### GIVEN REQUEST:
Carry on the passage about using superphosphate on farm crops, starting right after its last sentence.

### TEXT BLOCK:
....................
It will be seen that the cost of sowing superphosphate on these crops
is merely nominal. But for corn and potatoes, when planted in hills,
the superphosphate must be dropped in the hill by hand, and, as we are
almost always hurried at that season of the year, we are impatient at
anything which will delay planting even for a day. The boys want to go
fishing!
This is, undoubtedly, one reason why superphosphate is not used so
generally with us for corn as for wheat, barley, and oats. Another
reason may be, that one hundred pounds of corn will not sell for
anything like as much as one hundred pounds of wheat, barley, and oats.
We are now buying a very good superphosphate, made from Carolina rock
phosphate, for about one and a half cents per pound. We usually drill in
about two hundred pounds per acre at a cost of three dollars. Now, if
this gives us an increase of five bushels of wheat per acre, worth six
dollars, we think it pays. It often does far better than this. Last year
the wheat crop of Western New York was the best in a third of a century,
which is as far back as I have had anything to do with farming here.
....................
### DATASET SECTION:
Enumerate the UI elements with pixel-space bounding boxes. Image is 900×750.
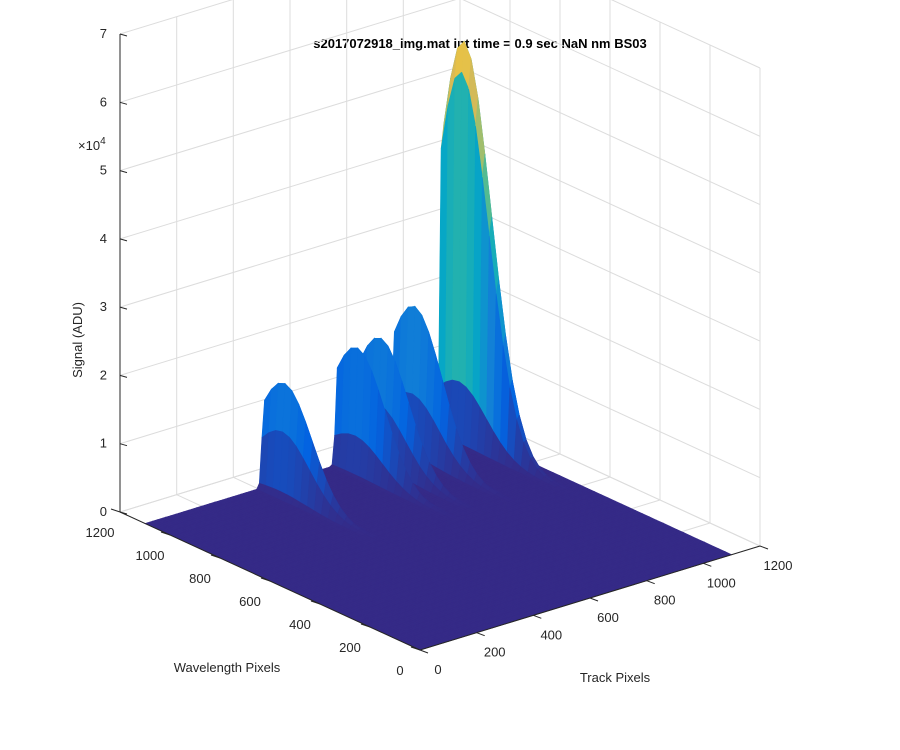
....................
### TASK ANSWER:
From all I can learn, it is doubtful if the wheat crop of Western New
York has ever averaged a larger yield per acre since the land was first
cultivated after the removal of the original forest. Something of this
is due to better methods of cultivation and tillage, and something,
doubtless, to the general use of superphosphate, but much more to the
favorable season.
The present year our wheat crop turned out exceedingly poor. Hundreds of
acres of wheat were plowed up, and the land resown, and hundreds more
would have been plowed up had it not been for the fact that the land
was seeded with timothy grass at the time of sowing the wheat, and with
clover in the spring. We do not like to lose our grass and clover.
Dry weather in the autumn was the real cause of the poor yield of wheat
this year. True, we had a very trying winter, and a still more trying
spring, followed by dry, cold weather. The season was very backward. We
were not able to sow anything in the fields before the first of May, and
our wheat ought to have been ready to harvest in July. On the first of
May, many of our wheat-fields, especially on clay land, looked as bare
as a naked fallow.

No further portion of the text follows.